◆ Given records ◆
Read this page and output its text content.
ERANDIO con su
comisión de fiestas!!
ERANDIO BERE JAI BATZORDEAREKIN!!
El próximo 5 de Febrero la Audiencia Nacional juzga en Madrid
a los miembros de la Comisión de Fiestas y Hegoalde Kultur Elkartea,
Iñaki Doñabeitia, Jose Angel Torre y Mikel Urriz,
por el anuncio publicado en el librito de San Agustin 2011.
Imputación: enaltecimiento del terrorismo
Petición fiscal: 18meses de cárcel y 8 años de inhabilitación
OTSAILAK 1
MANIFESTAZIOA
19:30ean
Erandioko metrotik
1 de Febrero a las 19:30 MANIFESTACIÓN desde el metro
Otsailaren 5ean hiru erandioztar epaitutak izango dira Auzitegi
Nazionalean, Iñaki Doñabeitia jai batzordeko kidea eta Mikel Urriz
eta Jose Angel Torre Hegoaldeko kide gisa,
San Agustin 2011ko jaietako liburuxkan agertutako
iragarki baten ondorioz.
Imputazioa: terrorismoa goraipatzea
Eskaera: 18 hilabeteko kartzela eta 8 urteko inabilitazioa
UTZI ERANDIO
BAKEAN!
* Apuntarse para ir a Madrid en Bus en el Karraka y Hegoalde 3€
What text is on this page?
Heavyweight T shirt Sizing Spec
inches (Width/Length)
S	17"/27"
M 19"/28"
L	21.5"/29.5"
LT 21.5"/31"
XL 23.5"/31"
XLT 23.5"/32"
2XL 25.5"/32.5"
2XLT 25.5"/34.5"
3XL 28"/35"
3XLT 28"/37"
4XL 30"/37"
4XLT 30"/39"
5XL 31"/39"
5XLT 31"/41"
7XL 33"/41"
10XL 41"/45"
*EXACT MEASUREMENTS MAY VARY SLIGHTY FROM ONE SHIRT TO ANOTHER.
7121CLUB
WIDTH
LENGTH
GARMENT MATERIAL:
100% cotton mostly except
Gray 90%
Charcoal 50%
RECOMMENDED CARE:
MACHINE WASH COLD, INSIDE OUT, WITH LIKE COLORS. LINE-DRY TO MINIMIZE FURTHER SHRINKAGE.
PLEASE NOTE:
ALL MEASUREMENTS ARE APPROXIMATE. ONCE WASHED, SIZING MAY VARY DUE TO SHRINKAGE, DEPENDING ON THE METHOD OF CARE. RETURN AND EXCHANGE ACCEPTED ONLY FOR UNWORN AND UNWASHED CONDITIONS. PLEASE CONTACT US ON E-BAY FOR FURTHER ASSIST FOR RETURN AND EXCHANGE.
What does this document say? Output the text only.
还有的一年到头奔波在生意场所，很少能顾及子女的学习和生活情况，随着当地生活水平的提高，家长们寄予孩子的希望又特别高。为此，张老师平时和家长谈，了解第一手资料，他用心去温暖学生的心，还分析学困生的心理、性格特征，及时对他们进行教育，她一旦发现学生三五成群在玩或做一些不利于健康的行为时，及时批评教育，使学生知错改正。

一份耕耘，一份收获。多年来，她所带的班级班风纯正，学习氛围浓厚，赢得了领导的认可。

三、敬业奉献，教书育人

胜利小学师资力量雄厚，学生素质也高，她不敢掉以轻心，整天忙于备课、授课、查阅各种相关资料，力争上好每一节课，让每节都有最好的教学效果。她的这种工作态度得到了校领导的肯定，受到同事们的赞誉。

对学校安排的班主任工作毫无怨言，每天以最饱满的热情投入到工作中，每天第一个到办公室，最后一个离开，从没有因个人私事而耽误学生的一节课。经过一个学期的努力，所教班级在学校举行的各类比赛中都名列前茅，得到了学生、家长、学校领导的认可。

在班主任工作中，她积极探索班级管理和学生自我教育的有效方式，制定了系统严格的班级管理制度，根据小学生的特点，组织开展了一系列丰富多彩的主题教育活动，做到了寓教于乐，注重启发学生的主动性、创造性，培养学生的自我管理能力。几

◆ Task instructions ◆
Pull every line containing the word "Iñaki" out of the material.

◆ Solution to this exercise ◆
Iñaki Doñabeitia, Jose Angel Torre y Mikel Urriz,
Nazionalean, Iñaki Doñabeitia jai batzordeko kidea eta Mikel Urriz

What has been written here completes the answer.